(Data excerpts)
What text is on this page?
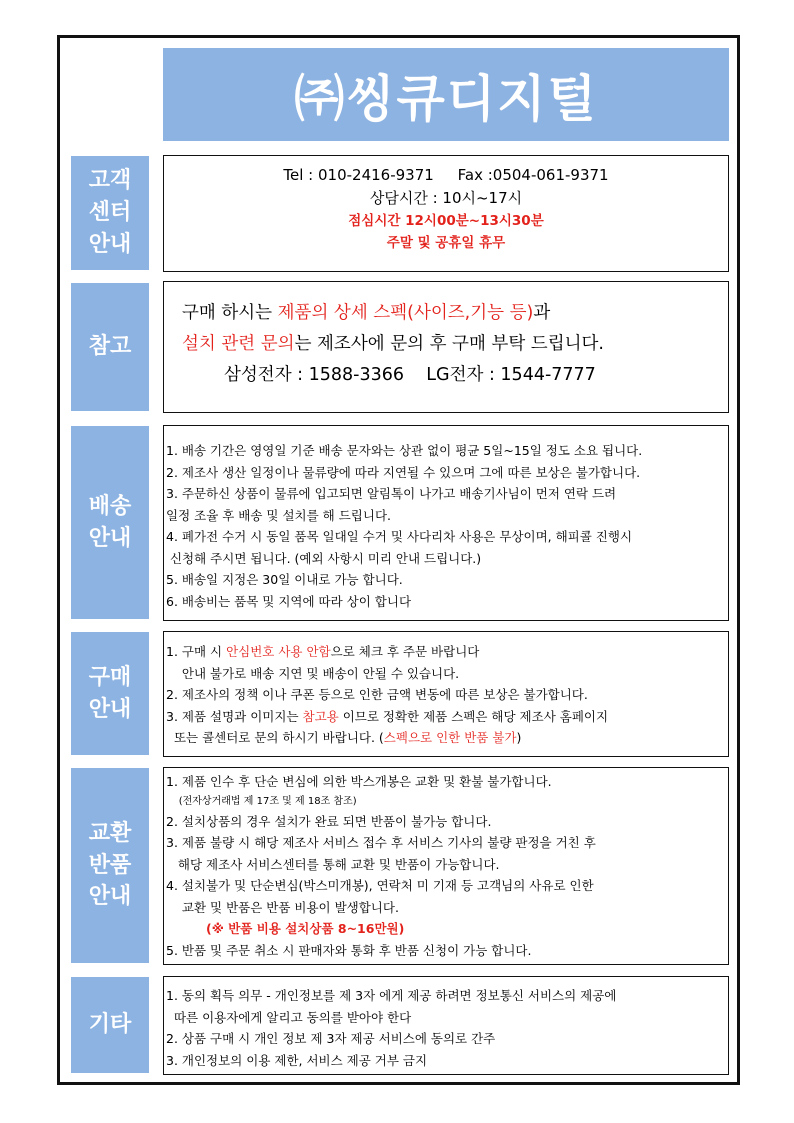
㈜씽큐디지털
고객
센터
안내
Tel : 010-2416-9371     Fax :0504-061-9371
상담시간 : 10시~17시
점심시간 12시00분~13시30분
주말 및 공휴일 휴무
참고
구매 하시는 제품의 상세 스펙(사이즈,기능 등)과
설치 관련 문의는 제조사에 문의 후 구매 부탁 드립니다.
삼성전자 : 1588-3366    LG전자 : 1544-7777
배송
안내
1. 배송 기간은 영영일 기준 배송 문자와는 상관 없이 평균 5일~15일 정도 소요 됩니다.
2. 제조사 생산 일정이나 물류량에 따라 지연될 수 있으며 그에 따른 보상은 불가합니다.
3. 주문하신 상품이 물류에 입고되면 알림톡이 나가고 배송기사님이 먼저 연락 드려
일정 조율 후 배송 및 설치를 해 드립니다.
4. 폐가전 수거 시 동일 품목 일대일 수거 및 사다리차 사용은 무상이며, 해피콜 진행시
신청해 주시면 됩니다. (예외 사항시 미리 안내 드립니다.)
5. 배송일 지정은 30일 이내로 가능 합니다.
6. 배송비는 품목 및 지역에 따라 상이 합니다
구매
안내
1. 구매 시 안심번호 사용 안함으로 체크 후 주문 바랍니다
안내 불가로 배송 지연 및 배송이 안될 수 있습니다.
2. 제조사의 정책 이나 쿠폰 등으로 인한 금액 변동에 따른 보상은 불가합니다.
3. 제품 설명과 이미지는 참고용 이므로 정확한 제품 스펙은 해당 제조사 홈페이지
또는 콜센터로 문의 하시기 바랍니다. (스펙으로 인한 반품 불가)
교환
반품
안내
1. 제품 인수 후 단순 변심에 의한 박스개봉은 교환 및 환불 불가합니다.
(전자상거래법 제 17조 및 제 18조 참조)
2. 설치상품의 경우 설치가 완료 되면 반품이 불가능 합니다.
3. 제품 불량 시 해당 제조사 서비스 접수 후 서비스 기사의 불량 판정을 거친 후
해당 제조사 서비스센터를 통해 교환 및 반품이 가능합니다.
4. 설치불가 및 단순변심(박스미개봉), 연락처 미 기재 등 고객님의 사유로 인한
교환 및 반품은 반품 비용이 발생합니다.
(※ 반품 비용 설치상품 8~16만원)
5. 반품 및 주문 취소 시 판매자와 통화 후 반품 신청이 가능 합니다.
기타
1. 동의 획득 의무 - 개인정보를 제 3자 에게 제공 하려면 정보통신 서비스의 제공에
따른 이용자에게 알리고 동의를 받아야 한다
2. 상품 구매 시 개인 정보 제 3자 제공 서비스에 동의로 간주
3. 개인정보의 이용 제한, 서비스 제공 거부 금지
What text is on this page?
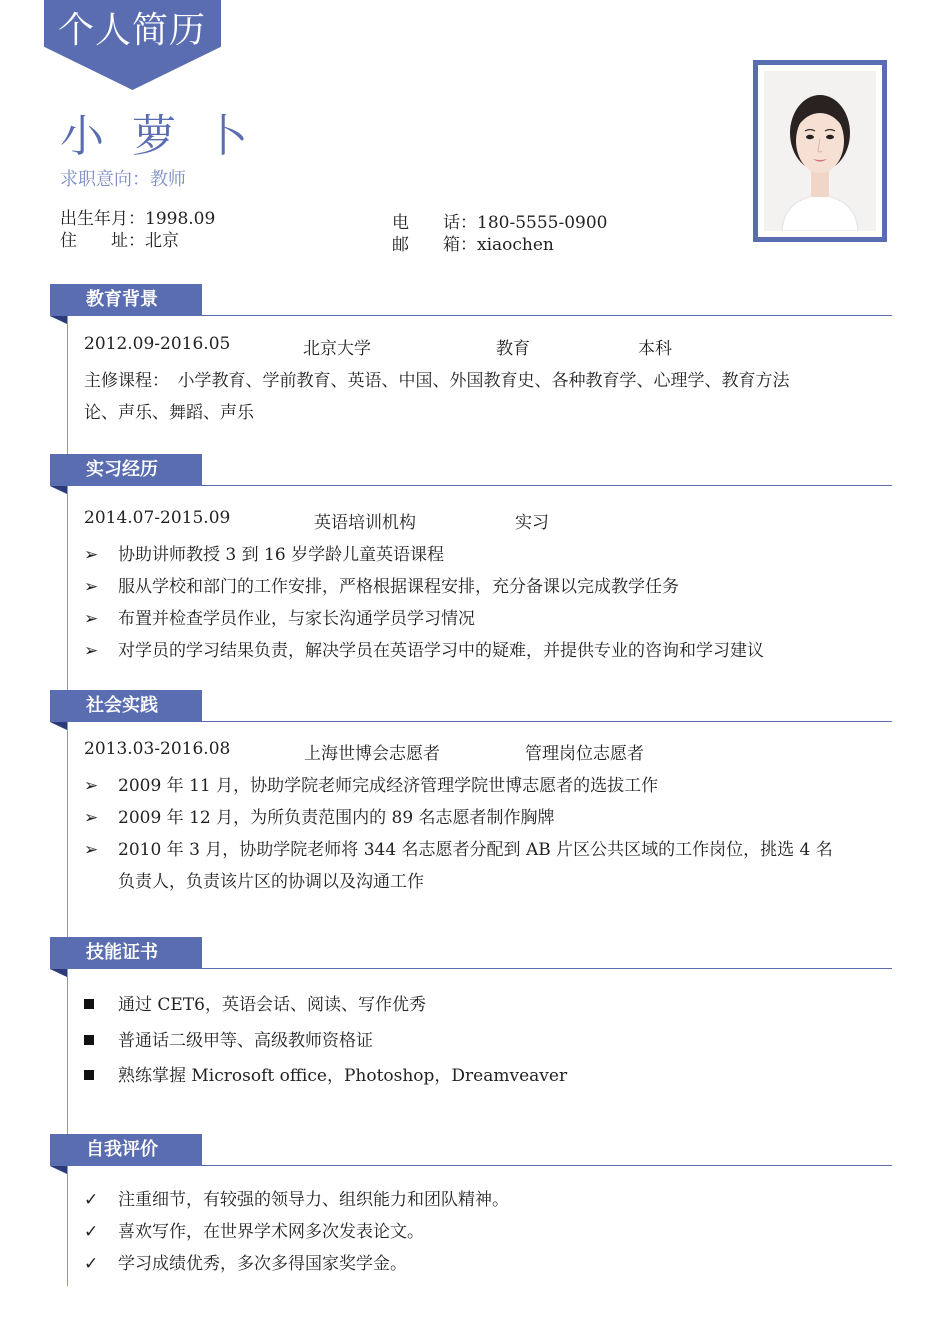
个人简历
小萝卜
求职意向：教师
出生年月：1998.09
住　　址：北京
电　　话：180-5555-0900
邮　　箱：xiaochen
教育背景
2012.09-2016.05	北京大学	教育	本科
主修课程：　小学教育、学前教育、英语、中国、外国教育史、各种教育学、心理学、教育方法
论、声乐、舞蹈、声乐
实习经历
2014.07-2015.09	英语培训机构	实习
➢ 协助讲师教授 3 到 16 岁学龄儿童英语课程
➢ 服从学校和部门的工作安排，严格根据课程安排，充分备课以完成教学任务
➢ 布置并检查学员作业，与家长沟通学员学习情况
➢ 对学员的学习结果负责，解决学员在英语学习中的疑难，并提供专业的咨询和学习建议
社会实践
2013.03-2016.08	上海世博会志愿者	管理岗位志愿者
➢ 2009 年 11 月，协助学院老师完成经济管理学院世博志愿者的选拔工作
➢ 2009 年 12 月，为所负责范围内的 89 名志愿者制作胸牌
➢ 2010 年 3 月，协助学院老师将 344 名志愿者分配到 AB 片区公共区域的工作岗位，挑选 4 名
负责人，负责该片区的协调以及沟通工作
技能证书
通过 CET6，英语会话、阅读、写作优秀
普通话二级甲等、高级教师资格证
熟练掌握 Microsoft office，Photoshop，Dreamveaver
自我评价
✓ 注重细节，有较强的领导力、组织能力和团队精神。
✓ 喜欢写作，在世界学术网多次发表论文。
✓ 学习成绩优秀，多次多得国家奖学金。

▶ _REQUIREMENTS_
Select every line above that contains the word "바랍니다", and copy it.

▶ _OUTPUT FOR THIS EXERCISE_
1. 구매 시 안심번호 사용 안함으로 체크 후 주문 바랍니다
또는 콜센터로 문의 하시기 바랍니다. (스펙으로 인한 반품 불가)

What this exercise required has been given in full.